— Begin PROVIDED RECORDS —

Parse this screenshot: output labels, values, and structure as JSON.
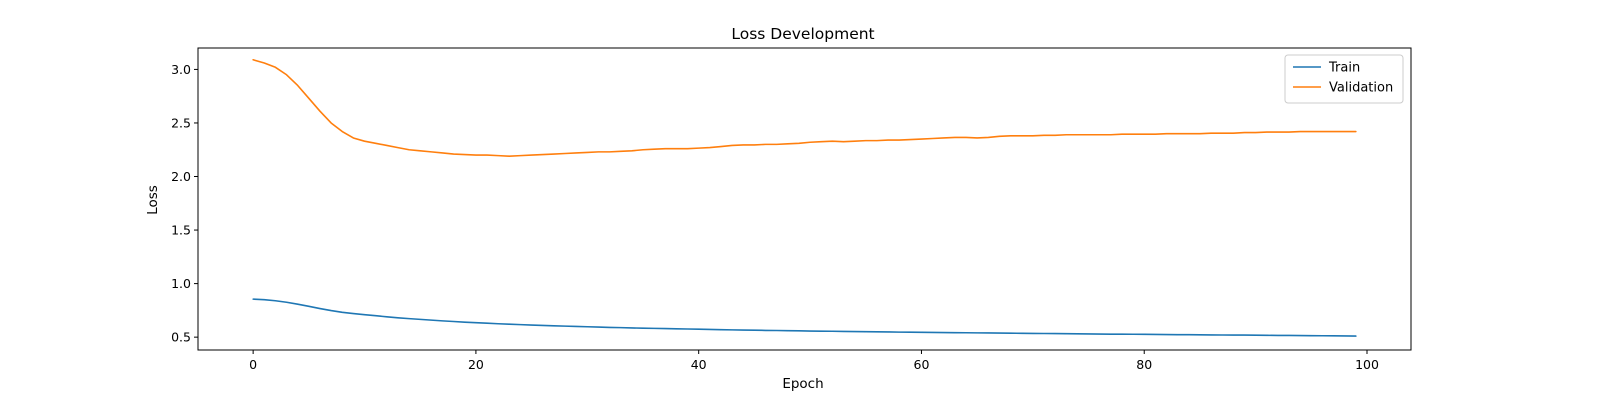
{
  "chart_data": {
    "type": "line",
    "title": "Loss Development",
    "xlabel": "Epoch",
    "ylabel": "Loss",
    "xlim": [
      -4.95,
      103.95
    ],
    "ylim": [
      0.38,
      3.2
    ],
    "xticks": [
      0,
      20,
      40,
      60,
      80,
      100
    ],
    "yticks": [
      0.5,
      1.0,
      1.5,
      2.0,
      2.5,
      3.0
    ],
    "xtick_labels": [
      "0",
      "20",
      "40",
      "60",
      "80",
      "100"
    ],
    "ytick_labels": [
      "0.5",
      "1.0",
      "1.5",
      "2.0",
      "2.5",
      "3.0"
    ],
    "grid": false,
    "legend_position": "top-right",
    "colors": {
      "Train": "#1f77b4",
      "Validation": "#ff7f0e"
    },
    "series": [
      {
        "name": "Train",
        "x": [
          0,
          1,
          2,
          3,
          4,
          5,
          6,
          7,
          8,
          9,
          10,
          11,
          12,
          13,
          14,
          15,
          16,
          17,
          18,
          19,
          20,
          21,
          22,
          23,
          24,
          25,
          26,
          27,
          28,
          29,
          30,
          31,
          32,
          33,
          34,
          35,
          36,
          37,
          38,
          39,
          40,
          41,
          42,
          43,
          44,
          45,
          46,
          47,
          48,
          49,
          50,
          51,
          52,
          53,
          54,
          55,
          56,
          57,
          58,
          59,
          60,
          61,
          62,
          63,
          64,
          65,
          66,
          67,
          68,
          69,
          70,
          71,
          72,
          73,
          74,
          75,
          76,
          77,
          78,
          79,
          80,
          81,
          82,
          83,
          84,
          85,
          86,
          87,
          88,
          89,
          90,
          91,
          92,
          93,
          94,
          95,
          96,
          97,
          98,
          99
        ],
        "values": [
          0.855,
          0.85,
          0.84,
          0.826,
          0.808,
          0.788,
          0.767,
          0.748,
          0.732,
          0.72,
          0.71,
          0.7,
          0.69,
          0.681,
          0.673,
          0.666,
          0.659,
          0.652,
          0.646,
          0.64,
          0.635,
          0.63,
          0.625,
          0.621,
          0.617,
          0.613,
          0.609,
          0.606,
          0.603,
          0.6,
          0.597,
          0.594,
          0.591,
          0.589,
          0.586,
          0.584,
          0.582,
          0.58,
          0.578,
          0.576,
          0.574,
          0.572,
          0.57,
          0.568,
          0.566,
          0.565,
          0.563,
          0.562,
          0.56,
          0.559,
          0.557,
          0.556,
          0.555,
          0.553,
          0.552,
          0.551,
          0.55,
          0.549,
          0.547,
          0.546,
          0.545,
          0.544,
          0.543,
          0.542,
          0.541,
          0.54,
          0.539,
          0.538,
          0.537,
          0.536,
          0.535,
          0.534,
          0.533,
          0.532,
          0.531,
          0.53,
          0.529,
          0.528,
          0.528,
          0.527,
          0.526,
          0.525,
          0.524,
          0.523,
          0.523,
          0.522,
          0.521,
          0.52,
          0.519,
          0.519,
          0.518,
          0.517,
          0.516,
          0.516,
          0.515,
          0.514,
          0.513,
          0.512,
          0.511,
          0.51
        ]
      },
      {
        "name": "Validation",
        "x": [
          0,
          1,
          2,
          3,
          4,
          5,
          6,
          7,
          8,
          9,
          10,
          11,
          12,
          13,
          14,
          15,
          16,
          17,
          18,
          19,
          20,
          21,
          22,
          23,
          24,
          25,
          26,
          27,
          28,
          29,
          30,
          31,
          32,
          33,
          34,
          35,
          36,
          37,
          38,
          39,
          40,
          41,
          42,
          43,
          44,
          45,
          46,
          47,
          48,
          49,
          50,
          51,
          52,
          53,
          54,
          55,
          56,
          57,
          58,
          59,
          60,
          61,
          62,
          63,
          64,
          65,
          66,
          67,
          68,
          69,
          70,
          71,
          72,
          73,
          74,
          75,
          76,
          77,
          78,
          79,
          80,
          81,
          82,
          83,
          84,
          85,
          86,
          87,
          88,
          89,
          90,
          91,
          92,
          93,
          94,
          95,
          96,
          97,
          98,
          99
        ],
        "values": [
          3.09,
          3.06,
          3.02,
          2.95,
          2.85,
          2.73,
          2.61,
          2.5,
          2.42,
          2.36,
          2.33,
          2.31,
          2.29,
          2.27,
          2.25,
          2.24,
          2.23,
          2.22,
          2.21,
          2.205,
          2.2,
          2.2,
          2.195,
          2.19,
          2.195,
          2.2,
          2.205,
          2.21,
          2.215,
          2.22,
          2.225,
          2.23,
          2.23,
          2.235,
          2.24,
          2.25,
          2.255,
          2.26,
          2.26,
          2.26,
          2.265,
          2.27,
          2.28,
          2.29,
          2.295,
          2.295,
          2.3,
          2.3,
          2.305,
          2.31,
          2.32,
          2.325,
          2.33,
          2.325,
          2.33,
          2.335,
          2.335,
          2.34,
          2.34,
          2.345,
          2.35,
          2.355,
          2.36,
          2.365,
          2.365,
          2.36,
          2.365,
          2.375,
          2.38,
          2.38,
          2.38,
          2.385,
          2.385,
          2.39,
          2.39,
          2.39,
          2.39,
          2.39,
          2.395,
          2.395,
          2.395,
          2.395,
          2.4,
          2.4,
          2.4,
          2.4,
          2.405,
          2.405,
          2.405,
          2.41,
          2.41,
          2.415,
          2.415,
          2.415,
          2.42,
          2.42,
          2.42,
          2.42,
          2.42,
          2.42
        ]
      }
    ]
  }
}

— End PROVIDED RECORDS —

# TASK GOAL:
Give the entries again word for word, but skip the pictures.

# RESULT:
Parse this screenshot: output labels, values, and structure as JSON.
{
  "chart_data": {
    "type": "line",
    "title": "Loss Development",
    "xlabel": "Epoch",
    "ylabel": "Loss",
    "xlim": [
      -4.95,
      103.95
    ],
    "ylim": [
      0.38,
      3.2
    ],
    "xticks": [
      0,
      20,
      40,
      60,
      80,
      100
    ],
    "yticks": [
      0.5,
      1.0,
      1.5,
      2.0,
      2.5,
      3.0
    ],
    "xtick_labels": [
      "0",
      "20",
      "40",
      "60",
      "80",
      "100"
    ],
    "ytick_labels": [
      "0.5",
      "1.0",
      "1.5",
      "2.0",
      "2.5",
      "3.0"
    ],
    "grid": false,
    "legend_position": "top-right",
    "colors": {
      "Train": "#1f77b4",
      "Validation": "#ff7f0e"
    },
    "series": [
      {
        "name": "Train",
        "x": [
          0,
          1,
          2,
          3,
          4,
          5,
          6,
          7,
          8,
          9,
          10,
          11,
          12,
          13,
          14,
          15,
          16,
          17,
          18,
          19,
          20,
          21,
          22,
          23,
          24,
          25,
          26,
          27,
          28,
          29,
          30,
          31,
          32,
          33,
          34,
          35,
          36,
          37,
          38,
          39,
          40,
          41,
          42,
          43,
          44,
          45,
          46,
          47,
          48,
          49,
          50,
          51,
          52,
          53,
          54,
          55,
          56,
          57,
          58,
          59,
          60,
          61,
          62,
          63,
          64,
          65,
          66,
          67,
          68,
          69,
          70,
          71,
          72,
          73,
          74,
          75,
          76,
          77,
          78,
          79,
          80,
          81,
          82,
          83,
          84,
          85,
          86,
          87,
          88,
          89,
          90,
          91,
          92,
          93,
          94,
          95,
          96,
          97,
          98,
          99
        ],
        "values": [
          0.855,
          0.85,
          0.84,
          0.826,
          0.808,
          0.788,
          0.767,
          0.748,
          0.732,
          0.72,
          0.71,
          0.7,
          0.69,
          0.681,
          0.673,
          0.666,
          0.659,
          0.652,
          0.646,
          0.64,
          0.635,
          0.63,
          0.625,
          0.621,
          0.617,
          0.613,
          0.609,
          0.606,
          0.603,
          0.6,
          0.597,
          0.594,
          0.591,
          0.589,
          0.586,
          0.584,
          0.582,
          0.58,
          0.578,
          0.576,
          0.574,
          0.572,
          0.57,
          0.568,
          0.566,
          0.565,
          0.563,
          0.562,
          0.56,
          0.559,
          0.557,
          0.556,
          0.555,
          0.553,
          0.552,
          0.551,
          0.55,
          0.549,
          0.547,
          0.546,
          0.545,
          0.544,
          0.543,
          0.542,
          0.541,
          0.54,
          0.539,
          0.538,
          0.537,
          0.536,
          0.535,
          0.534,
          0.533,
          0.532,
          0.531,
          0.53,
          0.529,
          0.528,
          0.528,
          0.527,
          0.526,
          0.525,
          0.524,
          0.523,
          0.523,
          0.522,
          0.521,
          0.52,
          0.519,
          0.519,
          0.518,
          0.517,
          0.516,
          0.516,
          0.515,
          0.514,
          0.513,
          0.512,
          0.511,
          0.51
        ]
      },
      {
        "name": "Validation",
        "x": [
          0,
          1,
          2,
          3,
          4,
          5,
          6,
          7,
          8,
          9,
          10,
          11,
          12,
          13,
          14,
          15,
          16,
          17,
          18,
          19,
          20,
          21,
          22,
          23,
          24,
          25,
          26,
          27,
          28,
          29,
          30,
          31,
          32,
          33,
          34,
          35,
          36,
          37,
          38,
          39,
          40,
          41,
          42,
          43,
          44,
          45,
          46,
          47,
          48,
          49,
          50,
          51,
          52,
          53,
          54,
          55,
          56,
          57,
          58,
          59,
          60,
          61,
          62,
          63,
          64,
          65,
          66,
          67,
          68,
          69,
          70,
          71,
          72,
          73,
          74,
          75,
          76,
          77,
          78,
          79,
          80,
          81,
          82,
          83,
          84,
          85,
          86,
          87,
          88,
          89,
          90,
          91,
          92,
          93,
          94,
          95,
          96,
          97,
          98,
          99
        ],
        "values": [
          3.09,
          3.06,
          3.02,
          2.95,
          2.85,
          2.73,
          2.61,
          2.5,
          2.42,
          2.36,
          2.33,
          2.31,
          2.29,
          2.27,
          2.25,
          2.24,
          2.23,
          2.22,
          2.21,
          2.205,
          2.2,
          2.2,
          2.195,
          2.19,
          2.195,
          2.2,
          2.205,
          2.21,
          2.215,
          2.22,
          2.225,
          2.23,
          2.23,
          2.235,
          2.24,
          2.25,
          2.255,
          2.26,
          2.26,
          2.26,
          2.265,
          2.27,
          2.28,
          2.29,
          2.295,
          2.295,
          2.3,
          2.3,
          2.305,
          2.31,
          2.32,
          2.325,
          2.33,
          2.325,
          2.33,
          2.335,
          2.335,
          2.34,
          2.34,
          2.345,
          2.35,
          2.355,
          2.36,
          2.365,
          2.365,
          2.36,
          2.365,
          2.375,
          2.38,
          2.38,
          2.38,
          2.385,
          2.385,
          2.39,
          2.39,
          2.39,
          2.39,
          2.39,
          2.395,
          2.395,
          2.395,
          2.395,
          2.4,
          2.4,
          2.4,
          2.4,
          2.405,
          2.405,
          2.405,
          2.41,
          2.41,
          2.415,
          2.415,
          2.415,
          2.42,
          2.42,
          2.42,
          2.42,
          2.42,
          2.42
        ]
      }
    ]
  }
}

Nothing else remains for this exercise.